To do: The records below need retyping in full; give them again exactly.

Records contained in a dataset:
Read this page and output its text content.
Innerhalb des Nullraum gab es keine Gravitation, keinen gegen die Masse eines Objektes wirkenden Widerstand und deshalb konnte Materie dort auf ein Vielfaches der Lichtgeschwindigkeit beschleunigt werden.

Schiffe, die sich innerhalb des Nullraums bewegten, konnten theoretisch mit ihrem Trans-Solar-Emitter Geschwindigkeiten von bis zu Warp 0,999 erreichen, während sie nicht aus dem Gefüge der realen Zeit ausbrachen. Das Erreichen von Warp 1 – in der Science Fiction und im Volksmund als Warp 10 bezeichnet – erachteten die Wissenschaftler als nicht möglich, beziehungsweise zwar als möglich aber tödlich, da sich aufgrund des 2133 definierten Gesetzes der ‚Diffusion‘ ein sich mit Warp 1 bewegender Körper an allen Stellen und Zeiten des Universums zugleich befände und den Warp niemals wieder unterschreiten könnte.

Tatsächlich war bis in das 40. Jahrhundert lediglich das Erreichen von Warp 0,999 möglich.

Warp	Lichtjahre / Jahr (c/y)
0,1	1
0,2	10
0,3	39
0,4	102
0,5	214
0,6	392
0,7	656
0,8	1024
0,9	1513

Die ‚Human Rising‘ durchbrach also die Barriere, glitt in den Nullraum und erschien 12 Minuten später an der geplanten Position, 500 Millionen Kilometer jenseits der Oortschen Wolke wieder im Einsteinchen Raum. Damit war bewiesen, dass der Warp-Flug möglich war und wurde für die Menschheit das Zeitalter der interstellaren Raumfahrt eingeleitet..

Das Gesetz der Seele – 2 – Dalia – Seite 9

Result of the exercise:
Read this page and output its text content.
Innerhalb des Nullraum gab es keine Gravitation, keinen gegen die Masse eines Objektes wirkenden Widerstand und deshalb konnte Materie dort auf ein Vielfaches der Lichtgeschwindigkeit beschleunigt werden.

Schiffe, die sich innerhalb des Nullraums bewegten, konnten theoretisch mit ihrem Trans-Solar-Emitter Geschwindigkeiten von bis zu Warp 0,999 erreichen, während sie nicht aus dem Gefüge der realen Zeit ausbrachen. Das Erreichen von Warp 1 – in der Science Fiction und im Volksmund als Warp 10 bezeichnet – erachteten die Wissenschaftler als nicht möglich, beziehungsweise zwar als möglich aber tödlich, da sich aufgrund des 2133 definierten Gesetzes der ‚Diffusion‘ ein sich mit Warp 1 bewegender Körper an allen Stellen und Zeiten des Universums zugleich befände und den Warp niemals wieder unterschreiten könnte.

Tatsächlich war bis in das 40. Jahrhundert lediglich das Erreichen von Warp 0,999 möglich.

Warp	Lichtjahre / Jahr (c/y)
0,1	1
0,2	10
0,3	39
0,4	102
0,5	214
0,6	392
0,7	656
0,8	1024
0,9	1513

Die ‚Human Rising‘ durchbrach also die Barriere, glitt in den Nullraum und erschien 12 Minuten später an der geplanten Position, 500 Millionen Kilometer jenseits der Oortschen Wolke wieder im Einsteinchen Raum. Damit war bewiesen, dass der Warp-Flug möglich war und wurde für die Menschheit das Zeitalter der interstellaren Raumfahrt eingeleitet..

Das Gesetz der Seele – 2 – Dalia – Seite 9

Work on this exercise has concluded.